● **What to work on**
Below are the records. Gather each line that holds "workflows".

● **Input for this task**
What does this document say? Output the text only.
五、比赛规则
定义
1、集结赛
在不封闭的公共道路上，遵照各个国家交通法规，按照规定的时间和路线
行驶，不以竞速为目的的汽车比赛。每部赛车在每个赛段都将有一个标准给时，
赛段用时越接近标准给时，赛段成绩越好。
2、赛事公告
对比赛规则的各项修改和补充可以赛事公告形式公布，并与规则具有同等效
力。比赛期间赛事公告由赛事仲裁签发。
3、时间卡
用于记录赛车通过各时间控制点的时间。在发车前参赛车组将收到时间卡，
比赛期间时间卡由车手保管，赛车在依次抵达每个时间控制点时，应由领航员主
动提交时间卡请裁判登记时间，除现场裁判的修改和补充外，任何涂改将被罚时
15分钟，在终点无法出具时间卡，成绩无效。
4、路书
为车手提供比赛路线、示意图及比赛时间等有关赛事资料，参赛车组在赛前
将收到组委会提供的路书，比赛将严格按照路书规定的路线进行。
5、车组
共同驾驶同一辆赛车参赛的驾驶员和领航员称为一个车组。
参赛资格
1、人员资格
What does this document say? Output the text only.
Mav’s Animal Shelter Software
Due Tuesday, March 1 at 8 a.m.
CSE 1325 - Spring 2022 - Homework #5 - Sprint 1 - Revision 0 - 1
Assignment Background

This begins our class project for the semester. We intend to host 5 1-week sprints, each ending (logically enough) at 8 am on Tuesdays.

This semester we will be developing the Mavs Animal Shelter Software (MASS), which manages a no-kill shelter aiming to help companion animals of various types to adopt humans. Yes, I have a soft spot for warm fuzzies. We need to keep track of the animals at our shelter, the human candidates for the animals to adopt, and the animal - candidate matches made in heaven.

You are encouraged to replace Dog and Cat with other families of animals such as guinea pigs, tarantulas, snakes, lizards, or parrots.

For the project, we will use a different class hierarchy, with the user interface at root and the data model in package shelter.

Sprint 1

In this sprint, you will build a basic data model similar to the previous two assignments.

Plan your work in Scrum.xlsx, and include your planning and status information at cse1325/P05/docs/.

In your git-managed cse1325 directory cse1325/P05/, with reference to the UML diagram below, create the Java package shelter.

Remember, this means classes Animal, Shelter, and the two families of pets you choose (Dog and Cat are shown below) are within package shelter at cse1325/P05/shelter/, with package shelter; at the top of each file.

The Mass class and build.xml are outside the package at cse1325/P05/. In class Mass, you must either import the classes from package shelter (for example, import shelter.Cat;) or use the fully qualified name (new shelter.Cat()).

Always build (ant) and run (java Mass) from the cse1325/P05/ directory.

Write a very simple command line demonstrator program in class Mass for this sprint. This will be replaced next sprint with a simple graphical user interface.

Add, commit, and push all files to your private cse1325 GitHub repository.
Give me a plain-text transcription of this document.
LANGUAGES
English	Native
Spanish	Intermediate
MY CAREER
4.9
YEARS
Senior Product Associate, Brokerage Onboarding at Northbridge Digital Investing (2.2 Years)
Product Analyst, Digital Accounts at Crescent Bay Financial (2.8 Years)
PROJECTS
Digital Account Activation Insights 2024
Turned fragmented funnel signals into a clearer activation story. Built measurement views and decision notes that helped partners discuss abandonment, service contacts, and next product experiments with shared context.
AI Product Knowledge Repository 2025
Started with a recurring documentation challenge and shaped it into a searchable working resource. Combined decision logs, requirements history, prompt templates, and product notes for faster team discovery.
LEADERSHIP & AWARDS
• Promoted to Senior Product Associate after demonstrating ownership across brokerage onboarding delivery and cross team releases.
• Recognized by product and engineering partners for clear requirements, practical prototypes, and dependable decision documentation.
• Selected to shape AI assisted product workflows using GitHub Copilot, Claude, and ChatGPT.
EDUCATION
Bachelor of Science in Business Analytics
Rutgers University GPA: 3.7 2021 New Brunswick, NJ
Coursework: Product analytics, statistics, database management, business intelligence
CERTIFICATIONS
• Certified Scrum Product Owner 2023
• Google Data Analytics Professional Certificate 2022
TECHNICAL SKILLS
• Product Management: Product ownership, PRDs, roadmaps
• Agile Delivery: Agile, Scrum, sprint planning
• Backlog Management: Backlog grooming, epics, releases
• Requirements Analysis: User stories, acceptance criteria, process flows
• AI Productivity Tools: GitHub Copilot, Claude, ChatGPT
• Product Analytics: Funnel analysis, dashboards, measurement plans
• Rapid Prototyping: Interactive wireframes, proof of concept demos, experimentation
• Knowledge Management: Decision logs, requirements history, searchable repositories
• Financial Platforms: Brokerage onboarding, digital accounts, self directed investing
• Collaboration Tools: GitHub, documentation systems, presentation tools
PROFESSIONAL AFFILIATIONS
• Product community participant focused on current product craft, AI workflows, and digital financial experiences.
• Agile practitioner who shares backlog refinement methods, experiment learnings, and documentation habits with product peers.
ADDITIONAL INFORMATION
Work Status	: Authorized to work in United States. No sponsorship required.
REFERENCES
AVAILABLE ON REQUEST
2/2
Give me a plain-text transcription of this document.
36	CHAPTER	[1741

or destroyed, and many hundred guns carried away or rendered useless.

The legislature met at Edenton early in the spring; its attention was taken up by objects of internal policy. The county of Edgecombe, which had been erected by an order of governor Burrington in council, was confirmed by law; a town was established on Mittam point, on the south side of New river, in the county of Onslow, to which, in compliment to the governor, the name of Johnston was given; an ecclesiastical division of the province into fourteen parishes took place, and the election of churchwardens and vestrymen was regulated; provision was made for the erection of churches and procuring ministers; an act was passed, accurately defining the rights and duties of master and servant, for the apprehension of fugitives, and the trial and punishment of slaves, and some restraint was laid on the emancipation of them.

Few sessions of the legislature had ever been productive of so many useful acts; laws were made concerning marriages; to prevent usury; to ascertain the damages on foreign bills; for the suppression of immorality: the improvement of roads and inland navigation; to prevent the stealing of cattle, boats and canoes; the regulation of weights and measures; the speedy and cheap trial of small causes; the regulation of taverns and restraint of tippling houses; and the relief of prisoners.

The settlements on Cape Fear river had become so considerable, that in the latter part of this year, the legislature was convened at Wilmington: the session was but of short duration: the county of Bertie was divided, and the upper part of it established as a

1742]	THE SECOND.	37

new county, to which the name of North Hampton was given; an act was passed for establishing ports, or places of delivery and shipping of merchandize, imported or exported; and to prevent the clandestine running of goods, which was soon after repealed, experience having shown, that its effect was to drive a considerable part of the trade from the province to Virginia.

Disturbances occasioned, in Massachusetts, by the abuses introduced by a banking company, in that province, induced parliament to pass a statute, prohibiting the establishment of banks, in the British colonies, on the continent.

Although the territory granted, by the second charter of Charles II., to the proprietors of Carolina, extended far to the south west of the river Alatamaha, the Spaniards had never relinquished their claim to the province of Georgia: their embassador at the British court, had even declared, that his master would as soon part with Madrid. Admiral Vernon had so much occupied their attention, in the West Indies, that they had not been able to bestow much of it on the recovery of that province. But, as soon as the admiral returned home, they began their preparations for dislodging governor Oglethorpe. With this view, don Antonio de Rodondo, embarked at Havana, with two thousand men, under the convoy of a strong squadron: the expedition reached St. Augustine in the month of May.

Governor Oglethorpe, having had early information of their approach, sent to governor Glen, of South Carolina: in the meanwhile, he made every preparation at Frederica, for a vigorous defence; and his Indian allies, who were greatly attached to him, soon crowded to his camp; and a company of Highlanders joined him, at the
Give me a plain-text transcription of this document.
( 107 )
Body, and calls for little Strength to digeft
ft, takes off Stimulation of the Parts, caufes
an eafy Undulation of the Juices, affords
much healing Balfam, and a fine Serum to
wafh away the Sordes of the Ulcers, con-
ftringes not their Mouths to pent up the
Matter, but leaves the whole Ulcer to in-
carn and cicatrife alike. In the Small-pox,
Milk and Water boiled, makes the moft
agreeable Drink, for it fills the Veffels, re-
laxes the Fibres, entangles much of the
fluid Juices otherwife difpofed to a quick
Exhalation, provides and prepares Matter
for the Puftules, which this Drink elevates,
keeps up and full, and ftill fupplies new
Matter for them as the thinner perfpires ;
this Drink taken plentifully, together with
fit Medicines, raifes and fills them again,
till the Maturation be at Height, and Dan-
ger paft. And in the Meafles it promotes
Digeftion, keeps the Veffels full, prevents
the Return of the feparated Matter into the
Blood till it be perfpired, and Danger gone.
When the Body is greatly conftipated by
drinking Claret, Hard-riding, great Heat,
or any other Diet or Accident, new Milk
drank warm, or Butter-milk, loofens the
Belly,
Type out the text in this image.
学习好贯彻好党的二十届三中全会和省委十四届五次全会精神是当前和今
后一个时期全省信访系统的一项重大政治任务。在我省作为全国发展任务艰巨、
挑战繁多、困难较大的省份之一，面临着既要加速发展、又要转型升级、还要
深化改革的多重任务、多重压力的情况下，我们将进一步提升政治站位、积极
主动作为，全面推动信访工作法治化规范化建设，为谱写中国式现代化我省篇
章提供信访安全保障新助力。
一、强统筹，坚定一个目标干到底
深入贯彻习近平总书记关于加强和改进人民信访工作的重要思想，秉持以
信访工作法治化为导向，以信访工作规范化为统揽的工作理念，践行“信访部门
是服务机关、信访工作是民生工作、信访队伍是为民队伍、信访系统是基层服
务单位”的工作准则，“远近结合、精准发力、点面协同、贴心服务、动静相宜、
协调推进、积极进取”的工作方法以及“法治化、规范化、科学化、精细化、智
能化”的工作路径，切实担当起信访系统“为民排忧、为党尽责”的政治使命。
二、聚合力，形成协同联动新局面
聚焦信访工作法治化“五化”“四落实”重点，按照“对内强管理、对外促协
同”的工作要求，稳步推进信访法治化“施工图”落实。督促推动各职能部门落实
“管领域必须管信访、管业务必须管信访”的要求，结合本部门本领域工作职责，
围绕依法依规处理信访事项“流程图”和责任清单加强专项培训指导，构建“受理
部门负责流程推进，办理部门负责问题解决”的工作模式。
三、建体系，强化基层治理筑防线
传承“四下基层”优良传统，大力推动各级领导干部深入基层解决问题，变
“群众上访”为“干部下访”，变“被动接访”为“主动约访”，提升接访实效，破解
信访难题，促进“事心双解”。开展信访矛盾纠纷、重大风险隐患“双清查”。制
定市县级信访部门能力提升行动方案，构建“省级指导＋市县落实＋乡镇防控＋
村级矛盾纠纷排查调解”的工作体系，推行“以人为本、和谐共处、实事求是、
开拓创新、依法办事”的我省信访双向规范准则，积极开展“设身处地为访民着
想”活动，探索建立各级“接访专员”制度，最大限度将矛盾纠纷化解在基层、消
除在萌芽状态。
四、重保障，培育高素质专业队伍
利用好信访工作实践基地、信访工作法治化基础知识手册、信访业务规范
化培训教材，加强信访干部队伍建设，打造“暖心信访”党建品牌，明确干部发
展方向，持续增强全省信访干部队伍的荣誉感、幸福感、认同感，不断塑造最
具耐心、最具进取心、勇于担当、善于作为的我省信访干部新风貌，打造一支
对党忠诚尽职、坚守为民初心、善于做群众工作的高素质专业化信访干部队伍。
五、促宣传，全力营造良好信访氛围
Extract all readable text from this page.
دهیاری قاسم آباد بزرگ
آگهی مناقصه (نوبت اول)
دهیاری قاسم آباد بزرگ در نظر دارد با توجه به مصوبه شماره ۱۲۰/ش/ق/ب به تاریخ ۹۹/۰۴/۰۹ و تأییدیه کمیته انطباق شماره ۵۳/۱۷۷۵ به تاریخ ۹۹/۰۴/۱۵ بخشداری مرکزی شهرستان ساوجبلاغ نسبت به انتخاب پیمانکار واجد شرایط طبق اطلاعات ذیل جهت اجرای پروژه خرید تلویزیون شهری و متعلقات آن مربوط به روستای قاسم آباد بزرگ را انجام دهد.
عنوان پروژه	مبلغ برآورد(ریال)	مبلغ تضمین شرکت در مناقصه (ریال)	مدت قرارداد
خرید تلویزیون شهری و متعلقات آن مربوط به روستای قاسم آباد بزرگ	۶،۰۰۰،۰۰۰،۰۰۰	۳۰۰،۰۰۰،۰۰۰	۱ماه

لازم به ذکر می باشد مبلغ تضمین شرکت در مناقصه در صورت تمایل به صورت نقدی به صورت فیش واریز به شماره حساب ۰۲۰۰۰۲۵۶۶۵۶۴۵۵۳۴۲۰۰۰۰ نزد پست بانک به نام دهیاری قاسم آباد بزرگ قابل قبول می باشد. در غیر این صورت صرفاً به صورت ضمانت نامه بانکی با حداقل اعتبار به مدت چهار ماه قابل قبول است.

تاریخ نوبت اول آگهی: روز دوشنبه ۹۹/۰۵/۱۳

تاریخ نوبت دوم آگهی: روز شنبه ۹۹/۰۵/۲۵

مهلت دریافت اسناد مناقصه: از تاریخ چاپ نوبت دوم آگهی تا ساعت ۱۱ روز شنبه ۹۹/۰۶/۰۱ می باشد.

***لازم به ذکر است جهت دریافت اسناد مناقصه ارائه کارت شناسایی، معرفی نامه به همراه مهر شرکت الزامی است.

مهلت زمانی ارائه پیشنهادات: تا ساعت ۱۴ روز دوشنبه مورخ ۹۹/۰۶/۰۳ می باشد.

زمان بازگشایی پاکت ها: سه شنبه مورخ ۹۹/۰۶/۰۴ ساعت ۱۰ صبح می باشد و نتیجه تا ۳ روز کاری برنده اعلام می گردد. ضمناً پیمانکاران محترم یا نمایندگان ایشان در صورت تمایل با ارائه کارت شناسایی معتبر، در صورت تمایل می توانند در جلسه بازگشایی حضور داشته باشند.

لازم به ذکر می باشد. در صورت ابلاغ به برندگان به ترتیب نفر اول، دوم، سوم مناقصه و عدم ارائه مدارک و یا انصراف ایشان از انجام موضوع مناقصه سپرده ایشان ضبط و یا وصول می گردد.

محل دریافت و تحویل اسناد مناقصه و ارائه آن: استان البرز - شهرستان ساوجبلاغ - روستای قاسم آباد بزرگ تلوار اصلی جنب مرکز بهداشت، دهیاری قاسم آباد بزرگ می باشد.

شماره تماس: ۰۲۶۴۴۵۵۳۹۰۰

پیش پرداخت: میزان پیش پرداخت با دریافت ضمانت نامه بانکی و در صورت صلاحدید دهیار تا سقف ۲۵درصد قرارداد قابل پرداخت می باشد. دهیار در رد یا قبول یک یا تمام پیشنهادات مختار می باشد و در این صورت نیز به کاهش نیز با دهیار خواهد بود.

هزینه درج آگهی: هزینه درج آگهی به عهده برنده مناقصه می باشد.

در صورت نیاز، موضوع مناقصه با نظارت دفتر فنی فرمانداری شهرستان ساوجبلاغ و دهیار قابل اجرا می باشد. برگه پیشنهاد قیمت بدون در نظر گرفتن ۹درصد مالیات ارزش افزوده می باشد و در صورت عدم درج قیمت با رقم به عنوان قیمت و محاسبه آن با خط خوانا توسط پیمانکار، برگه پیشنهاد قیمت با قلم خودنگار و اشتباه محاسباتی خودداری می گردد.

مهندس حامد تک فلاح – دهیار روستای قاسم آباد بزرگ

● **Solution**
• Selected to shape AI assisted product workflows using GitHub Copilot, Claude, and ChatGPT.
• Product community participant focused on current product craft, AI workflows, and digital financial experiences.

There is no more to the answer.